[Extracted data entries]

-------------------------

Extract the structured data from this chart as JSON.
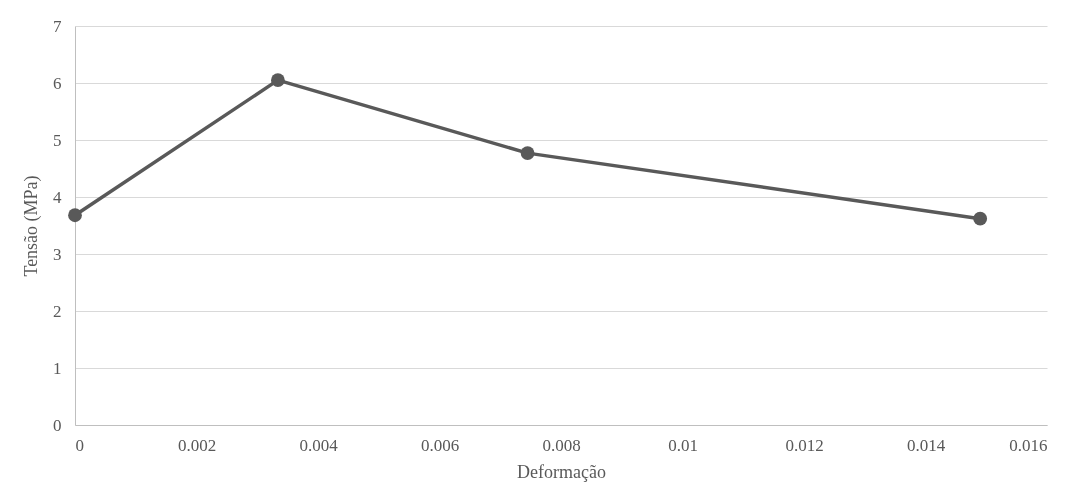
{
  "chart_data": {
    "type": "line",
    "xlabel": "Deformação",
    "ylabel": "Tensão (MPa)",
    "x": [
      0,
      0.00334,
      0.00745,
      0.0149
    ],
    "series": [
      {
        "color": "#595959",
        "values": [
          3.68,
          6.05,
          4.77,
          3.62
        ]
      }
    ],
    "xlim": [
      0,
      0.016
    ],
    "xticks": [
      0,
      0.002,
      0.004,
      0.006,
      0.008,
      0.01,
      0.012,
      0.014,
      0.016
    ],
    "ylim": [
      0,
      7
    ],
    "yticks": [
      0,
      1,
      2,
      3,
      4,
      5,
      6,
      7
    ],
    "grid": "y",
    "marker": "circle",
    "line_style": "solid",
    "legend": false
  }
}
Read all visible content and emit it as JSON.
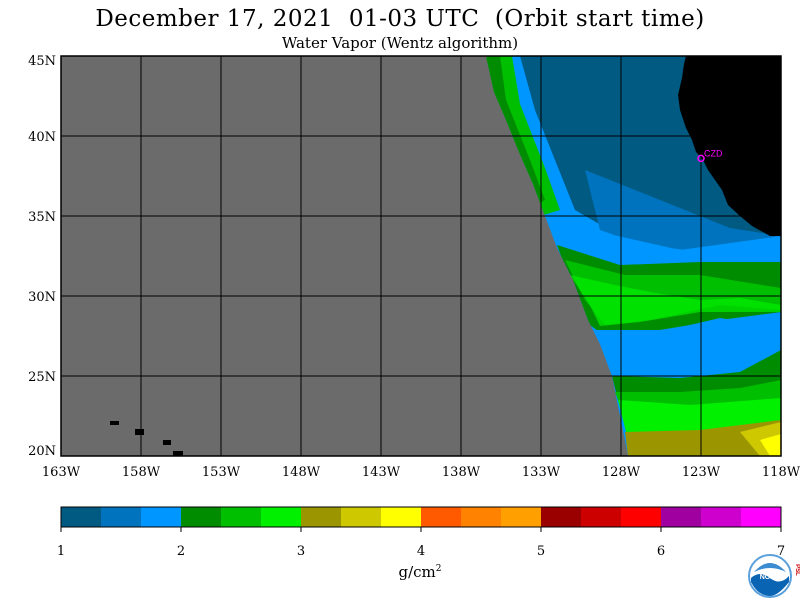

-------------------------

• PROBLEM STATEMENT
What comes back should match the records exactly, minus any pictures.

• EXERCISE RESULT
Extract the structured data from this chart as JSON.
{
  "chart_data": {
    "type": "line",
    "xlabel": "Deformação",
    "ylabel": "Tensão (MPa)",
    "x": [
      0,
      0.00334,
      0.00745,
      0.0149
    ],
    "series": [
      {
        "color": "#595959",
        "values": [
          3.68,
          6.05,
          4.77,
          3.62
        ]
      }
    ],
    "xlim": [
      0,
      0.016
    ],
    "xticks": [
      0,
      0.002,
      0.004,
      0.006,
      0.008,
      0.01,
      0.012,
      0.014,
      0.016
    ],
    "ylim": [
      0,
      7
    ],
    "yticks": [
      0,
      1,
      2,
      3,
      4,
      5,
      6,
      7
    ],
    "grid": "y",
    "marker": "circle",
    "line_style": "solid",
    "legend": false
  }
}
Read all visible content and emit it as JSON.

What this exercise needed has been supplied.